# [WRITTEN INSTRUCTION]
Repeat the whole of the data, keeping every detail the same.

# [SUPPLIED RECORDS]
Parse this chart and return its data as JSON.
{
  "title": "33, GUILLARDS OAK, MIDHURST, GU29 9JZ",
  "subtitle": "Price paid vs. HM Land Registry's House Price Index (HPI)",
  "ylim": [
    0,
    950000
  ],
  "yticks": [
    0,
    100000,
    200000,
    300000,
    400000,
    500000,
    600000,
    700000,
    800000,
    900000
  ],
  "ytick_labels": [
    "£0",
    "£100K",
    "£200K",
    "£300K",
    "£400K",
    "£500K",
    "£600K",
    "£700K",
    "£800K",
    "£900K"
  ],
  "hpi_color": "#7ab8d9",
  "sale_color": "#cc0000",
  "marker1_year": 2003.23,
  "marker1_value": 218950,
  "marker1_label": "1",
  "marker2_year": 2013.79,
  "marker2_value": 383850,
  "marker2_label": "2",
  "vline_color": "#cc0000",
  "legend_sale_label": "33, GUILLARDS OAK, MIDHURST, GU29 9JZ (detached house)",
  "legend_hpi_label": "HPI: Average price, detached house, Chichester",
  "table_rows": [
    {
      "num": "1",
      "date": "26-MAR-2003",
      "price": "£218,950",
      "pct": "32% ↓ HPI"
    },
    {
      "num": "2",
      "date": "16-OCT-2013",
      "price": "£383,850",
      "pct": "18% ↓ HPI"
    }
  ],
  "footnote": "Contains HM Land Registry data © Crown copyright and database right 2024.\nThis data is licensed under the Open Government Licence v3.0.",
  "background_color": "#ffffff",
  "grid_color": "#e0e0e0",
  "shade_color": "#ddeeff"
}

# [ANSWER IN FULL]
Parse this chart and return its data as JSON.
{
  "title": "33, GUILLARDS OAK, MIDHURST, GU29 9JZ",
  "subtitle": "Price paid vs. HM Land Registry's House Price Index (HPI)",
  "ylim": [
    0,
    950000
  ],
  "yticks": [
    0,
    100000,
    200000,
    300000,
    400000,
    500000,
    600000,
    700000,
    800000,
    900000
  ],
  "ytick_labels": [
    "£0",
    "£100K",
    "£200K",
    "£300K",
    "£400K",
    "£500K",
    "£600K",
    "£700K",
    "£800K",
    "£900K"
  ],
  "hpi_color": "#7ab8d9",
  "sale_color": "#cc0000",
  "marker1_year": 2003.23,
  "marker1_value": 218950,
  "marker1_label": "1",
  "marker2_year": 2013.79,
  "marker2_value": 383850,
  "marker2_label": "2",
  "vline_color": "#cc0000",
  "legend_sale_label": "33, GUILLARDS OAK, MIDHURST, GU29 9JZ (detached house)",
  "legend_hpi_label": "HPI: Average price, detached house, Chichester",
  "table_rows": [
    {
      "num": "1",
      "date": "26-MAR-2003",
      "price": "£218,950",
      "pct": "32% ↓ HPI"
    },
    {
      "num": "2",
      "date": "16-OCT-2013",
      "price": "£383,850",
      "pct": "18% ↓ HPI"
    }
  ],
  "footnote": "Contains HM Land Registry data © Crown copyright and database right 2024.\nThis data is licensed under the Open Government Licence v3.0.",
  "background_color": "#ffffff",
  "grid_color": "#e0e0e0",
  "shade_color": "#ddeeff"
}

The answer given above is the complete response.